## Stated problem
Restate the whole listing word for word. Pictures are left out.

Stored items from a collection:
• • • •
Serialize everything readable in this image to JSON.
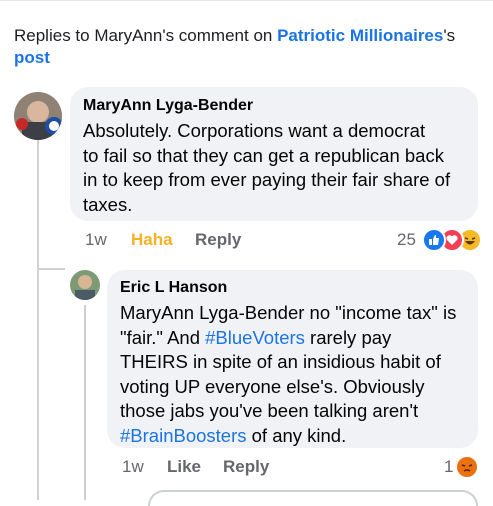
{
  "header": {
    "prefix": "Replies to MaryAnn's comment on ",
    "page_name": "Patriotic Millionaires",
    "suffix": "'s",
    "post_word": "post"
  },
  "comments": [
    {
      "author": "MaryAnn Lyga-Bender",
      "lines": [
        "Absolutely.  Corporations want a democrat",
        "to fail so that they can get a republican back",
        "in to keep from ever paying their fair share of",
        "taxes."
      ],
      "time": "1w",
      "reaction_label": "Haha",
      "reply_label": "Reply",
      "reaction_count": "25"
    },
    {
      "author": "Eric L Hanson",
      "line1": "MaryAnn Lyga-Bender no \"income tax\" is",
      "line2_pre": "\"fair.\"  And ",
      "line2_tag": "#BlueVoters",
      "line2_post": " rarely pay",
      "line3": "THEIRS in spite of an insidious habit of",
      "line4": "voting UP everyone else's.  Obviously",
      "line5": "those jabs you've been talking aren't",
      "line6_tag": "#BrainBoosters",
      "line6_post": " of any kind.",
      "time": "1w",
      "like_label": "Like",
      "reply_label": "Reply",
      "reaction_count": "1"
    }
  ],
  "colors": {
    "link": "#1b74e4",
    "bubble": "#f0f2f5",
    "haha": "#f7b125",
    "secondary": "#65676b"
  },
  "icons": [
    "like-icon",
    "love-icon",
    "haha-icon",
    "angry-icon"
  ]
}
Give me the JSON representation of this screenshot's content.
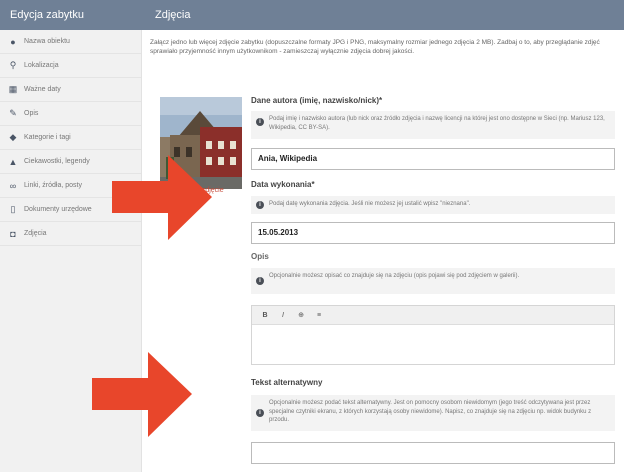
{
  "sidebar": {
    "title": "Edycja zabytku",
    "items": [
      {
        "label": "Nazwa obiektu",
        "icon": "circle-icon"
      },
      {
        "label": "Lokalizacja",
        "icon": "pin-icon"
      },
      {
        "label": "Ważne daty",
        "icon": "calendar-icon"
      },
      {
        "label": "Opis",
        "icon": "edit-icon"
      },
      {
        "label": "Kategorie i tagi",
        "icon": "tag-icon"
      },
      {
        "label": "Ciekawostki, legendy",
        "icon": "pointer-icon"
      },
      {
        "label": "Linki, źródła, posty",
        "icon": "link-icon"
      },
      {
        "label": "Dokumenty urzędowe",
        "icon": "document-icon"
      },
      {
        "label": "Zdjęcia",
        "icon": "camera-icon"
      }
    ]
  },
  "main": {
    "title": "Zdjęcia",
    "intro": "Załącz jedno lub więcej zdjęcie zabytku (dopuszczalne formaty JPG i PNG, maksymalny rozmiar jednego zdjęcia 2 MB). Zadbaj o to, aby przeglądanie zdjęć sprawiało przyjemność innym użytkownikom - zamieszczaj wyłącznie zdjęcia dobrej jakości.",
    "photo_link": "ń zdjęcie"
  },
  "form": {
    "author": {
      "label": "Dane autora (imię, nazwisko/nick)*",
      "hint": "Podaj imię i nazwisko autora (lub nick oraz źródło zdjęcia i nazwę licencji na której jest ono dostępne w Sieci (np. Mariusz 123, Wikipedia, CC BY-SA).",
      "value": "Ania, Wikipedia"
    },
    "date": {
      "label": "Data wykonania*",
      "hint": "Podaj datę wykonania zdjęcia. Jeśli nie możesz jej ustalić wpisz \"nieznana\".",
      "value": "15.05.2013"
    },
    "description": {
      "label": "Opis",
      "hint": "Opcjonalnie możesz opisać co znajduje się na zdjęciu (opis pojawi się pod zdjęciem w galerii).",
      "toolbar": [
        "B",
        "I",
        "⊕",
        "≡"
      ]
    },
    "alt_text": {
      "label": "Tekst alternatywny",
      "hint": "Opcjonalnie możesz podać tekst alternatywny. Jest on pomocny osobom niewidomym (jego treść odczytywana jest przez specjalne czytniki ekranu, z których korzystają osoby niewidome). Napisz, co znajduje się na zdjęciu np. widok budynku z przodu."
    }
  },
  "colors": {
    "header_bg": "#6f8096",
    "arrow": "#e8462b",
    "accent_link": "#c44a3a"
  }
}
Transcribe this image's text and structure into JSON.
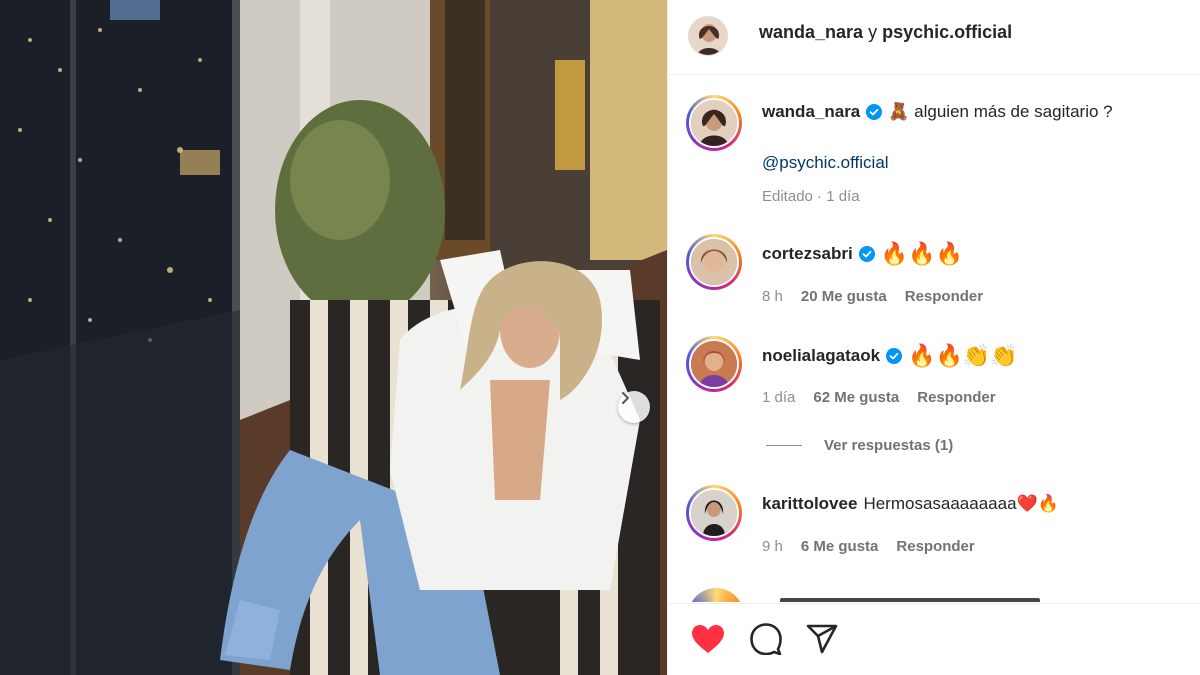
{
  "header": {
    "user1": "wanda_nara",
    "joiner": "y",
    "user2": "psychic.official"
  },
  "caption": {
    "username": "wanda_nara",
    "text": "🧸 alguien más de sagitario ?",
    "mention": "@psychic.official",
    "meta": "Editado · 1 día"
  },
  "comments": [
    {
      "username": "cortezsabri",
      "verified": true,
      "text": "🔥🔥🔥",
      "time": "8 h",
      "likes": "20 Me gusta",
      "reply": "Responder"
    },
    {
      "username": "noelialagataok",
      "verified": true,
      "text": "🔥🔥👏👏",
      "time": "1 día",
      "likes": "62 Me gusta",
      "reply": "Responder"
    },
    {
      "username": "karittolovee",
      "verified": false,
      "text": "Hermosasaaaaaaaa❤️🔥",
      "time": "9 h",
      "likes": "6 Me gusta",
      "reply": "Responder"
    }
  ],
  "view_replies": "Ver respuestas (1)",
  "colors": {
    "like_red": "#ff3040",
    "verified_blue": "#0095f6",
    "link_blue": "#00376b",
    "meta_gray": "#8e8e8e"
  },
  "icons": {
    "like": "heart-filled-icon",
    "comment": "speech-bubble-icon",
    "share": "paper-plane-icon",
    "carousel_next": "chevron-right-icon"
  }
}
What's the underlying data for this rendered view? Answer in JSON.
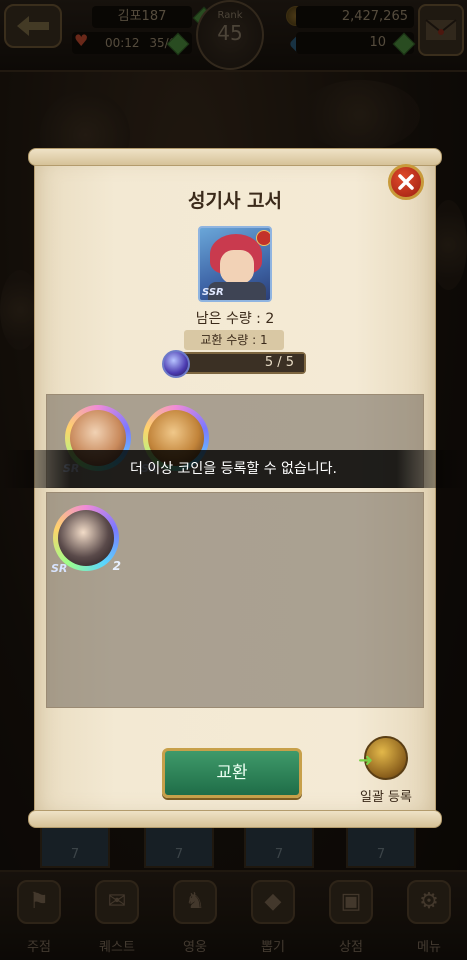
{
  "hud": {
    "player_name": "김포187",
    "stamina_time": "00:12",
    "stamina_count": "35/64",
    "rank_label": "Rank",
    "rank_value": "45",
    "gold": "2,427,265",
    "gems": "10"
  },
  "dialog": {
    "title": "성기사 고서",
    "remaining_label": "남은 수량 : 2",
    "exchange_count_label": "교환 수량 : 1",
    "progress_text": "5 / 5",
    "progress_fraction": 1.0,
    "portrait_rarity": "SSR",
    "selected_coins": [
      {
        "rarity": "SR"
      },
      {
        "rarity": "SR"
      }
    ],
    "owned_coins": [
      {
        "rarity": "SR",
        "level": "2"
      }
    ],
    "toast_message": "더 이상 코인을 등록할 수 없습니다.",
    "exchange_button": "교환",
    "bulk_register_button": "일괄 등록"
  },
  "bottom_cards": [
    {
      "count": "7"
    },
    {
      "count": "7"
    },
    {
      "count": "7"
    },
    {
      "count": "7"
    }
  ],
  "nav": [
    {
      "label": "주점",
      "icon": "tavern-icon"
    },
    {
      "label": "퀘스트",
      "icon": "quest-icon"
    },
    {
      "label": "영웅",
      "icon": "hero-icon"
    },
    {
      "label": "뽑기",
      "icon": "draw-icon"
    },
    {
      "label": "상점",
      "icon": "shop-icon"
    },
    {
      "label": "메뉴",
      "icon": "menu-icon"
    }
  ],
  "colors": {
    "parchment": "#f3e9d3",
    "exchange_button": "#2f8a5c",
    "close_button": "#c9321c"
  }
}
• • • •
## Result of this task
Serialize everything readable in this image to JSON.
{
  "header": {
    "prefix": "Replies to MaryAnn's comment on ",
    "page_name": "Patriotic Millionaires",
    "suffix": "'s",
    "post_word": "post"
  },
  "comments": [
    {
      "author": "MaryAnn Lyga-Bender",
      "lines": [
        "Absolutely.  Corporations want a democrat",
        "to fail so that they can get a republican back",
        "in to keep from ever paying their fair share of",
        "taxes."
      ],
      "time": "1w",
      "reaction_label": "Haha",
      "reply_label": "Reply",
      "reaction_count": "25"
    },
    {
      "author": "Eric L Hanson",
      "line1": "MaryAnn Lyga-Bender no \"income tax\" is",
      "line2_pre": "\"fair.\"  And ",
      "line2_tag": "#BlueVoters",
      "line2_post": " rarely pay",
      "line3": "THEIRS in spite of an insidious habit of",
      "line4": "voting UP everyone else's.  Obviously",
      "line5": "those jabs you've been talking aren't",
      "line6_tag": "#BrainBoosters",
      "line6_post": " of any kind.",
      "time": "1w",
      "like_label": "Like",
      "reply_label": "Reply",
      "reaction_count": "1"
    }
  ],
  "colors": {
    "link": "#1b74e4",
    "bubble": "#f0f2f5",
    "haha": "#f7b125",
    "secondary": "#65676b"
  },
  "icons": [
    "like-icon",
    "love-icon",
    "haha-icon",
    "angry-icon"
  ]
}
Give me the JSON representation of this screenshot's content.
{
  "sidebar": {
    "title": "Edycja zabytku",
    "items": [
      {
        "label": "Nazwa obiektu",
        "icon": "circle-icon"
      },
      {
        "label": "Lokalizacja",
        "icon": "pin-icon"
      },
      {
        "label": "Ważne daty",
        "icon": "calendar-icon"
      },
      {
        "label": "Opis",
        "icon": "edit-icon"
      },
      {
        "label": "Kategorie i tagi",
        "icon": "tag-icon"
      },
      {
        "label": "Ciekawostki, legendy",
        "icon": "pointer-icon"
      },
      {
        "label": "Linki, źródła, posty",
        "icon": "link-icon"
      },
      {
        "label": "Dokumenty urzędowe",
        "icon": "document-icon"
      },
      {
        "label": "Zdjęcia",
        "icon": "camera-icon"
      }
    ]
  },
  "main": {
    "title": "Zdjęcia",
    "intro": "Załącz jedno lub więcej zdjęcie zabytku (dopuszczalne formaty JPG i PNG, maksymalny rozmiar jednego zdjęcia 2 MB). Zadbaj o to, aby przeglądanie zdjęć sprawiało przyjemność innym użytkownikom - zamieszczaj wyłącznie zdjęcia dobrej jakości.",
    "photo_link": "ń zdjęcie"
  },
  "form": {
    "author": {
      "label": "Dane autora (imię, nazwisko/nick)*",
      "hint": "Podaj imię i nazwisko autora (lub nick oraz źródło zdjęcia i nazwę licencji na której jest ono dostępne w Sieci (np. Mariusz 123, Wikipedia, CC BY-SA).",
      "value": "Ania, Wikipedia"
    },
    "date": {
      "label": "Data wykonania*",
      "hint": "Podaj datę wykonania zdjęcia. Jeśli nie możesz jej ustalić wpisz \"nieznana\".",
      "value": "15.05.2013"
    },
    "description": {
      "label": "Opis",
      "hint": "Opcjonalnie możesz opisać co znajduje się na zdjęciu (opis pojawi się pod zdjęciem w galerii).",
      "toolbar": [
        "B",
        "I",
        "⊕",
        "≡"
      ]
    },
    "alt_text": {
      "label": "Tekst alternatywny",
      "hint": "Opcjonalnie możesz podać tekst alternatywny. Jest on pomocny osobom niewidomym (jego treść odczytywana jest przez specjalne czytniki ekranu, z których korzystają osoby niewidome). Napisz, co znajduje się na zdjęciu np. widok budynku z przodu."
    }
  },
  "colors": {
    "header_bg": "#6f8096",
    "arrow": "#e8462b",
    "accent_link": "#c44a3a"
  }
}
Transcribe this image's text and structure into JSON.
{
  "header": {
    "user1": "wanda_nara",
    "joiner": "y",
    "user2": "psychic.official"
  },
  "caption": {
    "username": "wanda_nara",
    "text": "🧸 alguien más de sagitario ?",
    "mention": "@psychic.official",
    "meta": "Editado · 1 día"
  },
  "comments": [
    {
      "username": "cortezsabri",
      "verified": true,
      "text": "🔥🔥🔥",
      "time": "8 h",
      "likes": "20 Me gusta",
      "reply": "Responder"
    },
    {
      "username": "noelialagataok",
      "verified": true,
      "text": "🔥🔥👏👏",
      "time": "1 día",
      "likes": "62 Me gusta",
      "reply": "Responder"
    },
    {
      "username": "karittolovee",
      "verified": false,
      "text": "Hermosasaaaaaaaa❤️🔥",
      "time": "9 h",
      "likes": "6 Me gusta",
      "reply": "Responder"
    }
  ],
  "view_replies": "Ver respuestas (1)",
  "colors": {
    "like_red": "#ff3040",
    "verified_blue": "#0095f6",
    "link_blue": "#00376b",
    "meta_gray": "#8e8e8e"
  },
  "icons": {
    "like": "heart-filled-icon",
    "comment": "speech-bubble-icon",
    "share": "paper-plane-icon",
    "carousel_next": "chevron-right-icon"
  }
}
What's the underlying data for this rendered view? Answer in JSON.
{
  "hud": {
    "player_name": "김포187",
    "stamina_time": "00:12",
    "stamina_count": "35/64",
    "rank_label": "Rank",
    "rank_value": "45",
    "gold": "2,427,265",
    "gems": "10"
  },
  "dialog": {
    "title": "성기사 고서",
    "remaining_label": "남은 수량 : 2",
    "exchange_count_label": "교환 수량 : 1",
    "progress_text": "5 / 5",
    "progress_fraction": 1.0,
    "portrait_rarity": "SSR",
    "selected_coins": [
      {
        "rarity": "SR"
      },
      {
        "rarity": "SR"
      }
    ],
    "owned_coins": [
      {
        "rarity": "SR",
        "level": "2"
      }
    ],
    "toast_message": "더 이상 코인을 등록할 수 없습니다.",
    "exchange_button": "교환",
    "bulk_register_button": "일괄 등록"
  },
  "bottom_cards": [
    {
      "count": "7"
    },
    {
      "count": "7"
    },
    {
      "count": "7"
    },
    {
      "count": "7"
    }
  ],
  "nav": [
    {
      "label": "주점",
      "icon": "tavern-icon"
    },
    {
      "label": "퀘스트",
      "icon": "quest-icon"
    },
    {
      "label": "영웅",
      "icon": "hero-icon"
    },
    {
      "label": "뽑기",
      "icon": "draw-icon"
    },
    {
      "label": "상점",
      "icon": "shop-icon"
    },
    {
      "label": "메뉴",
      "icon": "menu-icon"
    }
  ],
  "colors": {
    "parchment": "#f3e9d3",
    "exchange_button": "#2f8a5c",
    "close_button": "#c9321c"
  }
}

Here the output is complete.